* **Supplied entries**:
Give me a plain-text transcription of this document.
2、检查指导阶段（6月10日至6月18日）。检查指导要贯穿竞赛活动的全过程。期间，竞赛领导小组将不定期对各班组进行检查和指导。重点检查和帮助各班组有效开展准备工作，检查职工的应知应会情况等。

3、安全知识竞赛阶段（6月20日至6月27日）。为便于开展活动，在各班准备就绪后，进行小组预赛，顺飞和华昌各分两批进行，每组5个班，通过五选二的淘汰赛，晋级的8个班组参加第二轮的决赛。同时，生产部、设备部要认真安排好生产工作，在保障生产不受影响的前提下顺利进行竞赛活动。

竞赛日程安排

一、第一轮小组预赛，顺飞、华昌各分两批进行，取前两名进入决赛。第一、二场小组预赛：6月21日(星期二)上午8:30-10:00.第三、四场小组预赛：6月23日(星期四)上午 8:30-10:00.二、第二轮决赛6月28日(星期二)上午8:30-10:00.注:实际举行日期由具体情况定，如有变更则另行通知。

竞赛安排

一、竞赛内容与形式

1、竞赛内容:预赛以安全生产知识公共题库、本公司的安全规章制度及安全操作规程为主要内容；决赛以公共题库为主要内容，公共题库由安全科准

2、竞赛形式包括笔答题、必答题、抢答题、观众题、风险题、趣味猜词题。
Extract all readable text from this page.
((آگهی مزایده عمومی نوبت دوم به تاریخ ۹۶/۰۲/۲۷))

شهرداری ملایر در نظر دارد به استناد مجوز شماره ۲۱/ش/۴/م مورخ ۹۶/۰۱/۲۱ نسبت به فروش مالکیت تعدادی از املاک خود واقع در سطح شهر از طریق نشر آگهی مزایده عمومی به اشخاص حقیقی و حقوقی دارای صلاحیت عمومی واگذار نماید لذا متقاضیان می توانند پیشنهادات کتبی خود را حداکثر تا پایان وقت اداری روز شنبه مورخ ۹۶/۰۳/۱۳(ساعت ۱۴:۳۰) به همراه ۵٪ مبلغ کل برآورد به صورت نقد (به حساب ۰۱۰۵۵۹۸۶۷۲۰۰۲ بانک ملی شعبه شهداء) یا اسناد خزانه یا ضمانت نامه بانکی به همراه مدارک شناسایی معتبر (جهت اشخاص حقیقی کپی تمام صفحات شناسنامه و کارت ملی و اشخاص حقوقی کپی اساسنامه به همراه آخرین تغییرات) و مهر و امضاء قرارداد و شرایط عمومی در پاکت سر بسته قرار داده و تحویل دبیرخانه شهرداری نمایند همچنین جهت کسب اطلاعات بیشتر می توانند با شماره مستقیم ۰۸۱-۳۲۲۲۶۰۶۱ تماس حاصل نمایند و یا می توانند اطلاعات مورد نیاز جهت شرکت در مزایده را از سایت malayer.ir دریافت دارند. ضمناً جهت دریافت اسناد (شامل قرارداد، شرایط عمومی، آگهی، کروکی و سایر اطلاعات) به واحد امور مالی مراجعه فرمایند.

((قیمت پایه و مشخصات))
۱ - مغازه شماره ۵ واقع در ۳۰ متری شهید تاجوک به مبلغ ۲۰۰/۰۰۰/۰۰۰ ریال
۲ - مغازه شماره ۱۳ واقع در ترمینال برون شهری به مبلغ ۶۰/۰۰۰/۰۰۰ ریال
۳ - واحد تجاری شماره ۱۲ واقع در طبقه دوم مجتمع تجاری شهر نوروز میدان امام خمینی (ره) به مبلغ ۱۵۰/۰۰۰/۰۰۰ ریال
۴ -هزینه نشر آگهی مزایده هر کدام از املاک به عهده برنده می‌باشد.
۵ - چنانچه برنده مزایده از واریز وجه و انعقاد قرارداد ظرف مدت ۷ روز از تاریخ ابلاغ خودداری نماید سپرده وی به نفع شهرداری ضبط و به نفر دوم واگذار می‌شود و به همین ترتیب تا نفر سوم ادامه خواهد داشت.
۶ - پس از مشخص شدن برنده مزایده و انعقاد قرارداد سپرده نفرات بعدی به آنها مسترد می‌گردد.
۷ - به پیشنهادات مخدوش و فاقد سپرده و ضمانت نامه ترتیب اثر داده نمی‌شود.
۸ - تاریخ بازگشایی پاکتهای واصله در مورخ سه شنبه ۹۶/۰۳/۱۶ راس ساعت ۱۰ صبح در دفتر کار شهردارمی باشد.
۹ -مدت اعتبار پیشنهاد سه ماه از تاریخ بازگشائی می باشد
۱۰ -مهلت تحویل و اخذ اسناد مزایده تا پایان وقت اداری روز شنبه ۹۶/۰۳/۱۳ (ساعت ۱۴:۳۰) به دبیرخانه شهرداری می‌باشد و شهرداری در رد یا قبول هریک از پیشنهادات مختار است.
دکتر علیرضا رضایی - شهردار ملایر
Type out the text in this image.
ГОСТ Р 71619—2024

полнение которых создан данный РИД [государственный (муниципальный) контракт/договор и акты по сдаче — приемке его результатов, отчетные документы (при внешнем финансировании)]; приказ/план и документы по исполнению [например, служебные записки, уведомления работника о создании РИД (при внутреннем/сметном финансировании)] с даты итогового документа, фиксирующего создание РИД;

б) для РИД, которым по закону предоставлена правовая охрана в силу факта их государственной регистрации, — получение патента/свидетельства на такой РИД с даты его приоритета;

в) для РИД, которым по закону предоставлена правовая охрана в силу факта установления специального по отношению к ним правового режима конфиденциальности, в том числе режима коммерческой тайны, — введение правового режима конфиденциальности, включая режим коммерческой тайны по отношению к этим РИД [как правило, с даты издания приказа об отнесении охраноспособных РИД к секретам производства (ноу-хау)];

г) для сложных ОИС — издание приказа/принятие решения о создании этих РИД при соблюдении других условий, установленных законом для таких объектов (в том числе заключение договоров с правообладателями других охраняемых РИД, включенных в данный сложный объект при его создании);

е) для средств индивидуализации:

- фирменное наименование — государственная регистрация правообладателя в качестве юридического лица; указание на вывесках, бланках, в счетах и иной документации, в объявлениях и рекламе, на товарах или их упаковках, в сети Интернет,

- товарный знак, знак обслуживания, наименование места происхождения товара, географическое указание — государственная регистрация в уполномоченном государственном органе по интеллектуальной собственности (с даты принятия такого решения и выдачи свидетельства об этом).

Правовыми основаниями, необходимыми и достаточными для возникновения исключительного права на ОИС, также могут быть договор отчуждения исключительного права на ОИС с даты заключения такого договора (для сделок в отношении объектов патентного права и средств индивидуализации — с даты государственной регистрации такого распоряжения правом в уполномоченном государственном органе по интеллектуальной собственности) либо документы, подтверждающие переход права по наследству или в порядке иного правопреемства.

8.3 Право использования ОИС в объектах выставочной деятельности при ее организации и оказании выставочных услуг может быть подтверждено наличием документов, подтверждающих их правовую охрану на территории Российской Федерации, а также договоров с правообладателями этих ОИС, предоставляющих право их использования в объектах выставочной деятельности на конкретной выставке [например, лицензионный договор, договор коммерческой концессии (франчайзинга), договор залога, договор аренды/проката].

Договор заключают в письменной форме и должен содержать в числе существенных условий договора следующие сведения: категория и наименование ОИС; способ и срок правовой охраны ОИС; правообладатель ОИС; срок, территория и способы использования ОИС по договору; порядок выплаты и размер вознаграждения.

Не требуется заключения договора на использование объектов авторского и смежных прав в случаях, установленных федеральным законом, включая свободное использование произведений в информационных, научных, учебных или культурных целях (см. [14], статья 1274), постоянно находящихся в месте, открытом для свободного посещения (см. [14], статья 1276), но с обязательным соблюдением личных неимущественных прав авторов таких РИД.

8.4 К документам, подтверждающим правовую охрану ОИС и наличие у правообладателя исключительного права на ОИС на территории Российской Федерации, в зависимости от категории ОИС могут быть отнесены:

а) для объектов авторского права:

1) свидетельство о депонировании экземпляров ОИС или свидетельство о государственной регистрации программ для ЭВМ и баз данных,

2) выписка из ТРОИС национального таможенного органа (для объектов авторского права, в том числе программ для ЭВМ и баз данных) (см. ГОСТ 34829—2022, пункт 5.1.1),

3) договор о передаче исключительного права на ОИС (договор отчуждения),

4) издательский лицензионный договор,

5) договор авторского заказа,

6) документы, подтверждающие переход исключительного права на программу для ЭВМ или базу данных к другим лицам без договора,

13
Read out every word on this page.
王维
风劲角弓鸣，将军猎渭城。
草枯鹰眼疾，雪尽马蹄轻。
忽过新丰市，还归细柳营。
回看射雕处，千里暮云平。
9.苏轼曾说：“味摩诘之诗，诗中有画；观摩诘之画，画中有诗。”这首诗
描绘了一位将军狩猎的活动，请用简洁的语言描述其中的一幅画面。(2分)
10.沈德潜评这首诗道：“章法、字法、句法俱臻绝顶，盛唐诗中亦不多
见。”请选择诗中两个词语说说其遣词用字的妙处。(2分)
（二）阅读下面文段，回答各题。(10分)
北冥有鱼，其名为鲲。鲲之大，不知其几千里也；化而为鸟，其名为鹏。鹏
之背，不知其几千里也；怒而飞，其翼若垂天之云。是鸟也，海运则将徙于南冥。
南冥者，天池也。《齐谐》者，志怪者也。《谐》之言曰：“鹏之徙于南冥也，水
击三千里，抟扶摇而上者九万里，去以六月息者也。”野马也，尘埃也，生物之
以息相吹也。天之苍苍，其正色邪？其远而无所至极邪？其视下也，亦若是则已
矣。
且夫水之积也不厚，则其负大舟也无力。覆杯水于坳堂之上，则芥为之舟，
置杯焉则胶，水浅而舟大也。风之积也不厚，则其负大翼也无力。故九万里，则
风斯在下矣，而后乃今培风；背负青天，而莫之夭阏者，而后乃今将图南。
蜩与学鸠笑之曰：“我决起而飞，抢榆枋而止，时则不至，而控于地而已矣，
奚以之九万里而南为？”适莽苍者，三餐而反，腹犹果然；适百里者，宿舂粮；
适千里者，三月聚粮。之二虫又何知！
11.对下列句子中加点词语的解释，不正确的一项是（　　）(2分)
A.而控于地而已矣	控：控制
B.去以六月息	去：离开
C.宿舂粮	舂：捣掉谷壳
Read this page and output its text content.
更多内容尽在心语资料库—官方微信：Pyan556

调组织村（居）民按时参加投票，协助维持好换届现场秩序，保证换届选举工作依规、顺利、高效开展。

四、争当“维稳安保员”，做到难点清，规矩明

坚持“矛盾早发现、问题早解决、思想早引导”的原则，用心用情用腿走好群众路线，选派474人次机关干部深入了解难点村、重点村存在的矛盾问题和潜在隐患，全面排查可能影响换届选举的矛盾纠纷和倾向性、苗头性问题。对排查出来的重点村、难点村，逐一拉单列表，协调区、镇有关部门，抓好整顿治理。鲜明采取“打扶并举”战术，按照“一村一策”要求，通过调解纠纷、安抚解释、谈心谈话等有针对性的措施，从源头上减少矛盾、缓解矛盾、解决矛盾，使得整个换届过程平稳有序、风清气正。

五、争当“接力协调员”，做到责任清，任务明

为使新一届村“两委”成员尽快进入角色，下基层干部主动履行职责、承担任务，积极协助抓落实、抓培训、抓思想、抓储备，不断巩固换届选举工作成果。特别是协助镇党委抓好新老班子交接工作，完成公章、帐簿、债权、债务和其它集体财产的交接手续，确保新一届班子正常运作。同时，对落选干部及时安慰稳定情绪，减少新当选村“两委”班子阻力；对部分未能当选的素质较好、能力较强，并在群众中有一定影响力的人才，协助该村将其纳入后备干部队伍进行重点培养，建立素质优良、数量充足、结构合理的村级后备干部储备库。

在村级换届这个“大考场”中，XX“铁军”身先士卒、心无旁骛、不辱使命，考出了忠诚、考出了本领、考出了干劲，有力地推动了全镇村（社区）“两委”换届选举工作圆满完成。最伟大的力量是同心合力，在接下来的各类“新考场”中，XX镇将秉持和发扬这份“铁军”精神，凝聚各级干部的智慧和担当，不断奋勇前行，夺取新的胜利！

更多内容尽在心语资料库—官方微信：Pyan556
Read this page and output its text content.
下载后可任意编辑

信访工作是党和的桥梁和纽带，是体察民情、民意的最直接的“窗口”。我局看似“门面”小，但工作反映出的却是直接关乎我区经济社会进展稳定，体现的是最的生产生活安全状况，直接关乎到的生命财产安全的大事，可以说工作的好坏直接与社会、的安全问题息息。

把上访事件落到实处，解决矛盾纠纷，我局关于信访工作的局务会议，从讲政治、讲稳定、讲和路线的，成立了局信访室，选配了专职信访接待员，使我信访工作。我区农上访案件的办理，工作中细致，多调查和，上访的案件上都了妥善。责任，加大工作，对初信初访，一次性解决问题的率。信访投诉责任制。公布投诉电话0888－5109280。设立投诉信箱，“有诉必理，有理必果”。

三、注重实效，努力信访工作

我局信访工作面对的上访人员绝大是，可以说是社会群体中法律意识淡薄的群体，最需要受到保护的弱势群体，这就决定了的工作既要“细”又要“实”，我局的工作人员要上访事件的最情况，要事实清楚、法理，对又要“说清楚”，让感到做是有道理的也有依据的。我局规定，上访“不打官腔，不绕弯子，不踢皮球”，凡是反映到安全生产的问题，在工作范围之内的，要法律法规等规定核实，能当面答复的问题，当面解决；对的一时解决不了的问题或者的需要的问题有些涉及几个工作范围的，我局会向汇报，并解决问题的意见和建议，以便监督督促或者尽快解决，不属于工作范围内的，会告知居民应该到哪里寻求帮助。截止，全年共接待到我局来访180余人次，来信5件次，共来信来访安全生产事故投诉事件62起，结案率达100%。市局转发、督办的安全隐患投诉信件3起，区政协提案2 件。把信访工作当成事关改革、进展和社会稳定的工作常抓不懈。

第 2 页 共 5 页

* **Task instructions**: Calculate how many lines of the material include the string "مغازه", and state that number by itself.

* **Solved exercise**: 2